# REQUIREMENTS
Take each line containing "Incluye" and report it exactly as written.

[Records contained in a dataset]
§ §

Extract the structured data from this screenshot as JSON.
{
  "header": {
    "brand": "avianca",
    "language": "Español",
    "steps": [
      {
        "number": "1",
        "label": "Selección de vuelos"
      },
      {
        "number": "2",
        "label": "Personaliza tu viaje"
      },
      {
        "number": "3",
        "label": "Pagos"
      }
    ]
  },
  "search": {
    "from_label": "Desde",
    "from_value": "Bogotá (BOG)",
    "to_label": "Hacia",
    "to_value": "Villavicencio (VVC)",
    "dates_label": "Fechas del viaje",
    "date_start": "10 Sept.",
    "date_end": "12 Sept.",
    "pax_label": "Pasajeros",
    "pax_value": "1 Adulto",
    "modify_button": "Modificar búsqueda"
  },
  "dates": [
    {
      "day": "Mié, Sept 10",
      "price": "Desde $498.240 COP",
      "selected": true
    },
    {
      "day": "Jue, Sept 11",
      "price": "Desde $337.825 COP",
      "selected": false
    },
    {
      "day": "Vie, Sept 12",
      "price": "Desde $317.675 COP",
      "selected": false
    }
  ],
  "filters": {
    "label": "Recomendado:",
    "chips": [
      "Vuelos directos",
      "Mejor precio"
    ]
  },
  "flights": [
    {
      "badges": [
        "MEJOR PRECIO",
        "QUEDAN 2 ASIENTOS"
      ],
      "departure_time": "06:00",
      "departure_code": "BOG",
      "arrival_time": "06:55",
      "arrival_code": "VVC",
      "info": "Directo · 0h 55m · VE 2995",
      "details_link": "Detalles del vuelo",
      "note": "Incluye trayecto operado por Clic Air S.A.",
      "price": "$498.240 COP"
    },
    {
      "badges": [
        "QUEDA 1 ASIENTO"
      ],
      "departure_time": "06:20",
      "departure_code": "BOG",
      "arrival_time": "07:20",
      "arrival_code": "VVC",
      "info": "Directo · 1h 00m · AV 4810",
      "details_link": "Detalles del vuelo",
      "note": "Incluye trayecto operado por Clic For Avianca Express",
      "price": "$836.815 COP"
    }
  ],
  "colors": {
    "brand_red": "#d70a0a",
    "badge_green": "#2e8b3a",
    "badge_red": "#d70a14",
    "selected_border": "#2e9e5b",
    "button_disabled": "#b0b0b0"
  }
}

§ §

# ANSWER IN FULL
      "note": "Incluye trayecto operado por Clic Air S.A.",
      "note": "Incluye trayecto operado por Clic For Avianca Express",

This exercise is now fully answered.